* **課題の指示**: PD-L1発現とPACIFICレジメンの効果についての記事から、「OSについても同様の傾向。」で始まり「リアルワールドデータでも、こんな感じのようです。」までの部分を一字一句変えずに引用してください。

* **原文の抜粋**:
- - - - -

お勉強352:PD-L1 1%未満ならPACIFICレジメンは効く?効かない?

https://www.redjournal.org/article/S0360-3016(22)00248-6/fulltext



化学放射線療法とその後のデュルバルマブ補助療法
(PACIFICレジメン)
を受けたステージIIIの非小細胞肺がん(NSCLC)患者において、
programmed death ligand 1(PD-L1)
発現が予後や免疫療法の効果を予測するかは不明である。
※とくにPD-L1発現1%以下では、
その効果の不透明さからヨーロッパでは承認を受けていない。

2017年11月から2021年4月にかけて、
米国の退役軍人病院で、
PACIFICレジメンを行った(デュルバルマブを一回でも投与した)
III期NSCLC患者312人について、治療前の腫瘍PD-L1発現量を測定した。
PD-L1発現を3つのサブグループ
(1%未満、1%~49%、50%~100%)に分け
それぞれの無増悪生存期間(PFS)および全生存期間(OS)を、

2015年から2016年にかけてデュルバルマブのアジュバント治療を受けなかったステージIII NSCLC患者994人と比較検討した。
(この群はPD-L1については不明なのでごった煮)

PD-L1発現は、
1%未満、1%~49%、50%~100%がそれぞれ
34.9%、30.7%、34.3%。
PD-L1発現の増加は、
PFS(調整ハザード比[aHR]、発現の絶対値の25%増加あたり0.84、
   95%信頼区間[CI]、0.75-0.94、P = .003)
およびOS(aHR、発現の絶対値の25%増加あたり0.86、
   95%CI、0.74-0.99、P = .036)
延長と相関

1%未満と50%~100%の間にはPFS/OS有意差あり
1%未満と1%~49%の間にはPFSは有意差はないが、
後者がよい傾向、OSはほぼ同等

デュルバルマブ無投与群と比較して、
PD-L1 50%~100%(aHR, 0.44; 95% CI, 0.32-0.60; P < .001)
PD-L1 1%~49%(aHR, 0.64; 95% CI, 0.47-0.86; P =.003)
でPFSが延長するも
PD-L1 <1%(aHR, 0.84; 95% CI, 0.64-1.10; P = 0.19)と
と1%以下では改善なかった。

OSについても同様の傾向。
PD-L1<1%群ではデュルバルマブの上乗せは認められず。
(aHR, 0.81; 95% CI, 0.58-1.13; P = .22)。

結論として
PD-L1発現の増加は、デュルバルマブアジュバント治療を受けたステージIII NSCLC患者のPFSおよびOSの予後と関連があり
PD-L1発現<1%の患者はデュルバルマブアジュバントによる利益は限定的。

リアルワールドデータでも、こんな感じのようです。
PD-L1発現<1%、EGFRmut+などはPACIFICレジメンに上乗せが必要か…

問題点としては過去のコントロール群はPD-L1ごとのデータではないこと。

- - - - -

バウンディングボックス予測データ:

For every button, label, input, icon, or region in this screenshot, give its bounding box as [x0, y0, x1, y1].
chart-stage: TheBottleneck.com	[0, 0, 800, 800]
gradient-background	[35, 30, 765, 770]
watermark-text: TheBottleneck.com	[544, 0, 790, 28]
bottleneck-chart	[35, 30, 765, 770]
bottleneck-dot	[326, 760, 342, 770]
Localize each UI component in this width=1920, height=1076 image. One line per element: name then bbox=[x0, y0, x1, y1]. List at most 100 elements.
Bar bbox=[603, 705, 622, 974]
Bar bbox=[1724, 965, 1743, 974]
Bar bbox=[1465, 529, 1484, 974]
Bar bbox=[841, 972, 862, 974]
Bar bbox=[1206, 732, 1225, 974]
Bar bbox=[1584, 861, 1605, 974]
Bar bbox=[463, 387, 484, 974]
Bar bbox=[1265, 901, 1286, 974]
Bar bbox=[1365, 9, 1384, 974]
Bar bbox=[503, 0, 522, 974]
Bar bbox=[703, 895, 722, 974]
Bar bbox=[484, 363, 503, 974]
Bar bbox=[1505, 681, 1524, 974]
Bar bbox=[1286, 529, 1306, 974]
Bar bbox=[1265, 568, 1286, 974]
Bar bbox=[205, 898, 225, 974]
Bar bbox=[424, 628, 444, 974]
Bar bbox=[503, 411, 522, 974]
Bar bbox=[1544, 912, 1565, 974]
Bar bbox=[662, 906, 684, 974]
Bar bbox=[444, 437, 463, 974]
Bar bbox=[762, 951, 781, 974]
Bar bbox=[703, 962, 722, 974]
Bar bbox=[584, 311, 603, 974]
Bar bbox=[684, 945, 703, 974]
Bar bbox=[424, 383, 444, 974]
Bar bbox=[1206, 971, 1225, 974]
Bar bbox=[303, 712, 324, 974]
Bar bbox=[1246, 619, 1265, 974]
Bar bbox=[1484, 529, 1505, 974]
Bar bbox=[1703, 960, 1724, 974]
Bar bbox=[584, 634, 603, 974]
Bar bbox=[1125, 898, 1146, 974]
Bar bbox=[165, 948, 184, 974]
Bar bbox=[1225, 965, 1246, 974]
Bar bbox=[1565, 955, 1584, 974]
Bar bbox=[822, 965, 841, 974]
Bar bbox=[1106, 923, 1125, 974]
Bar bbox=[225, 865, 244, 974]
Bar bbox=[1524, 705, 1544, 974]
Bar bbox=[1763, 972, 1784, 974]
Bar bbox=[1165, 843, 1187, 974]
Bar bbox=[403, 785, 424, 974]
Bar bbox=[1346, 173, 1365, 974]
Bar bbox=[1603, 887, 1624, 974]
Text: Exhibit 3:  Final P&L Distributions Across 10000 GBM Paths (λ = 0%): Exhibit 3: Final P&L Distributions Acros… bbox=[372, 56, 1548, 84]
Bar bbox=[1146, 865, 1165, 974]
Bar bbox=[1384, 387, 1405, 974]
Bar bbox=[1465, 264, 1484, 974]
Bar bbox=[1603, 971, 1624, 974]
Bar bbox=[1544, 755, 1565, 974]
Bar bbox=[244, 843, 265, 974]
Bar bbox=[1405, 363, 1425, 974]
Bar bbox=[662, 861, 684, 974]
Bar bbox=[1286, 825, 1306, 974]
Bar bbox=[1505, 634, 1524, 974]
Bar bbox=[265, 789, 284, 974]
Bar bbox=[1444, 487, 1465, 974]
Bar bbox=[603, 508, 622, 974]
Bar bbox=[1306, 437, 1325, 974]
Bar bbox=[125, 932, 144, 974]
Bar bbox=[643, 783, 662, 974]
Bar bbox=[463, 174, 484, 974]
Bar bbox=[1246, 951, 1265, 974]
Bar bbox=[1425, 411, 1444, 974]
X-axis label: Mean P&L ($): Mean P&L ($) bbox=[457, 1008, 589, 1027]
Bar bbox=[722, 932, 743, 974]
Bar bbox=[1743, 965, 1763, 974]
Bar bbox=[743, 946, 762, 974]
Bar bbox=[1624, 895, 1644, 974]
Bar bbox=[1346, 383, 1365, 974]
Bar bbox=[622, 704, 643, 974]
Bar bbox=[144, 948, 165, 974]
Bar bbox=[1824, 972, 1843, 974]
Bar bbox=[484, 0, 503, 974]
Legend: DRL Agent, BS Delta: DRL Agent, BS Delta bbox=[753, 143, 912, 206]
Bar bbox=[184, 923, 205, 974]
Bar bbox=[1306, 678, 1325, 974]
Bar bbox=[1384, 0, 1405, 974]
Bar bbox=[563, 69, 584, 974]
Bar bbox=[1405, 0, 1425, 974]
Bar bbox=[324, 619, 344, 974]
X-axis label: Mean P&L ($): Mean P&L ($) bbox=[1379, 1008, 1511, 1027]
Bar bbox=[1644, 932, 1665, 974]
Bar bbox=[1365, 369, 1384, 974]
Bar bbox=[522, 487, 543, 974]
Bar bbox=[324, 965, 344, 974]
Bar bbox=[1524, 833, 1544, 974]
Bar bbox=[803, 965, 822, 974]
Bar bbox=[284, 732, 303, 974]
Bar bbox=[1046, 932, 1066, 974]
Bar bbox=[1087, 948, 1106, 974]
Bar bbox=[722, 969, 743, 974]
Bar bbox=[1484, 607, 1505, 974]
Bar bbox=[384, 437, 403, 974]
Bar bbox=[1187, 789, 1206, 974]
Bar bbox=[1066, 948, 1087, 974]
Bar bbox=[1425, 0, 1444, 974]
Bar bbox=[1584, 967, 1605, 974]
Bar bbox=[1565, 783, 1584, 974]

- - - - -

* **解答**:
OSについても同様の傾向。
PD-L1<1%群ではデュルバルマブの上乗せは認められず。
(aHR, 0.81; 95% CI, 0.58-1.13; P = .22)。

結論として
PD-L1発現の増加は、デュルバルマブアジュバント治療を受けたステージIII NSCLC患者のPFSおよびOSの予後と関連があり
PD-L1発現<1%の患者はデュルバルマブアジュバントによる利益は限定的。

リアルワールドデータでも、こんな感じのようです。